* **Extract**
- Opening Delimiter -

Don’t Do It: Googling Yourself
I know.
I know how it feels. You want to see yourself on the search result page. You want to see your ad. You want to see your brand. And you probably want to check up on whether what your agency is telling you is true, or that what you’re paying for is working.
The good news is: you’re not alone. This is how everyone feels. However, you shouldn’t google your own business. If you do, what you will see will not be an indicator of anything other than Google’s extremely curated experience it builds, just for you, in that instant.
But wait, you say. I will search in incognito mode! That will show me search results that don’t know me, and are completed in a vacuum, and they will be an exact representation of how my ad campaign or organic content campaign is working!
This is also wrong, because Google will still create an incredibly tailored experience based on what device you’re searching on, where you happen to be conducting the search from in that very second, what time of day it is, and (literally) millions of other factors. The truth is, it is impossible to simulate a search experience that is remotely representative of the average search experience of your potential audience,
because you don’t actually want to buy something from yourself,
and did not arrive at the instance of searching for your own business in a way that is representative of how an actual potential customer would.
So, we have established that it isn’t possible for you to learn anything useful from googling your own business. That should be reason enough for you to not do it. Cool.
Or, actually, one more thing: it is bad enough that you won’t learn anything real or useful from googling your own business, but you will actually degrade your own brand’s organic search rankings and ad account performance.

- Closing Delimiter -

Continue the piece on googling your own business, picking up after its final sentence. The items that follow are drawn from a separate source.

* **Listed entries**

- Opening Delimiter -

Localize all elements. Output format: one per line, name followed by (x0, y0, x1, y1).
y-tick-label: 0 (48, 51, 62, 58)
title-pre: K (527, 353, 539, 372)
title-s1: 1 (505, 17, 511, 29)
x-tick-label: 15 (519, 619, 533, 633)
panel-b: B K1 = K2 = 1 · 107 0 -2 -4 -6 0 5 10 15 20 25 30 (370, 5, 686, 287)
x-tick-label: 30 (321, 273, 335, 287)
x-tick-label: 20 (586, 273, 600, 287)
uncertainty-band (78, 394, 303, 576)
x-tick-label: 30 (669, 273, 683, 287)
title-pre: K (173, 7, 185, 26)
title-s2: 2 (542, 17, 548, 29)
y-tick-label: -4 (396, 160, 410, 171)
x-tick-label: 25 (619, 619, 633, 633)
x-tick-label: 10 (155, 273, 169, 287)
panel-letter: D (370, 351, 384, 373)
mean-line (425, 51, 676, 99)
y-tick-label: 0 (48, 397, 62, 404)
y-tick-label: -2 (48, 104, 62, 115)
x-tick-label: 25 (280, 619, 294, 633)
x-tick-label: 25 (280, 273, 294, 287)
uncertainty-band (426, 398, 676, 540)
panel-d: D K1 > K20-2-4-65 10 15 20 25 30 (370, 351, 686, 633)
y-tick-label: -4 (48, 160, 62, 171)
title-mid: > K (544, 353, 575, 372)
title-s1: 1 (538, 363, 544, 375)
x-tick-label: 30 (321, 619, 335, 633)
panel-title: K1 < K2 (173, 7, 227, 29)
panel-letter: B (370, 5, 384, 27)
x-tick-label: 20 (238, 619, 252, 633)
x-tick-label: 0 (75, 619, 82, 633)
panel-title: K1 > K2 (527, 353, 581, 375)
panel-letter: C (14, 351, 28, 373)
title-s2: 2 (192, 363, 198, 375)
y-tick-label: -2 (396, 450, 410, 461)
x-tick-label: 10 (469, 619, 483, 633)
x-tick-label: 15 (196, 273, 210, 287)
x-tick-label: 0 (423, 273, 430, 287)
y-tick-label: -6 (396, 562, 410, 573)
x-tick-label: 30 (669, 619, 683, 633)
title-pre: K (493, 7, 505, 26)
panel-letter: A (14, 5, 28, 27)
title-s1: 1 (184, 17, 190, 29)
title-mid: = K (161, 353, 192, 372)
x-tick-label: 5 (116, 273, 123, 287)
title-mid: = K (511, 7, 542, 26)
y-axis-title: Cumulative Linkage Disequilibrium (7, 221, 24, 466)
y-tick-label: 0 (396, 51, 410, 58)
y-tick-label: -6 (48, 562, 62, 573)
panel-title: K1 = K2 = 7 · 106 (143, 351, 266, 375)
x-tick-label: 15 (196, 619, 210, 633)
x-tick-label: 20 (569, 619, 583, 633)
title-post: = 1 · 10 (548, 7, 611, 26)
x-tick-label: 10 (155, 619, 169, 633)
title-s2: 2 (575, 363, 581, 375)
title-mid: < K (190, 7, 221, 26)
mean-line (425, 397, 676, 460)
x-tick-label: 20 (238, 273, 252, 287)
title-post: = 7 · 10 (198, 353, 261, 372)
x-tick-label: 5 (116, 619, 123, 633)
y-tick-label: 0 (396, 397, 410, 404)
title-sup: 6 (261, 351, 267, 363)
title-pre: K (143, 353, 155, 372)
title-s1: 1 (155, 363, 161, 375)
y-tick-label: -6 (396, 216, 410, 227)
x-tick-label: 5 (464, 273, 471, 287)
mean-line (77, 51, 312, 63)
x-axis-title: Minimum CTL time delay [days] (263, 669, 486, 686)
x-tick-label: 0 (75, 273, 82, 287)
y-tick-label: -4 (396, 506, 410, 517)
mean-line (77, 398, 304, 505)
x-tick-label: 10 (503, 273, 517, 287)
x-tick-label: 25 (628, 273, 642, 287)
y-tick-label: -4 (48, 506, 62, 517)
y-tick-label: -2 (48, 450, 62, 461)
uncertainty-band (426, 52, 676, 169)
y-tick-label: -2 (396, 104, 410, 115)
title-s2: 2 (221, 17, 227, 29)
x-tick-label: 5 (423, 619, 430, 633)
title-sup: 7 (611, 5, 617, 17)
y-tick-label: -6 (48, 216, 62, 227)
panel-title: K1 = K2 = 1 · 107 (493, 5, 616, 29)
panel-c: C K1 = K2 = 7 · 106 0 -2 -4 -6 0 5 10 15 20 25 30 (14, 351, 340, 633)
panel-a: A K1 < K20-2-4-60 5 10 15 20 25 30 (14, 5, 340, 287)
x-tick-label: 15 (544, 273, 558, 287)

- Closing Delimiter -

* **Task result**
It’s true! Google’s ranking software, RankBrain, before anything else, respects and amplifies relevance. It learns something new with every single search. So if you google your own stuff and don’t click on your links, you teach RankBrain that it showed you your business by mistake and that the results it showed you weren’t relevant. This will instruct RankBrain to make your business show up less for people like you, and at this time of day, and from your geography - and that goes for all of those factors separately AND in conjunction with each other.
If you are actively running ads through the Google network, googling your own business can affect ad performance. When you do this, you are faced with 2 bad choices if your ad appears:
You can click the ad, proving relevance for the search but costing you money for that click and, by not following through to actually purchasing or completing the desired conversion, you dilute signals that machine learning software uses to find good paying customers for your business.
If you don’t click the ad, you are effectively signaling Google that the ad – YOUR ad – is not relevant for the search you made for YOUR business.
And while your Google Ads campaign might totally be working properly, your ad might not show up for you no matter how hard you try, again because of that whole “instantaneously generated search experience” thing. You may not be included in the targeting, or your ads might not trigger because they are limited by budget.
So, in short: don’t google yourself. Don’t do it. I know you want to, but absolutely nothing good can come of it.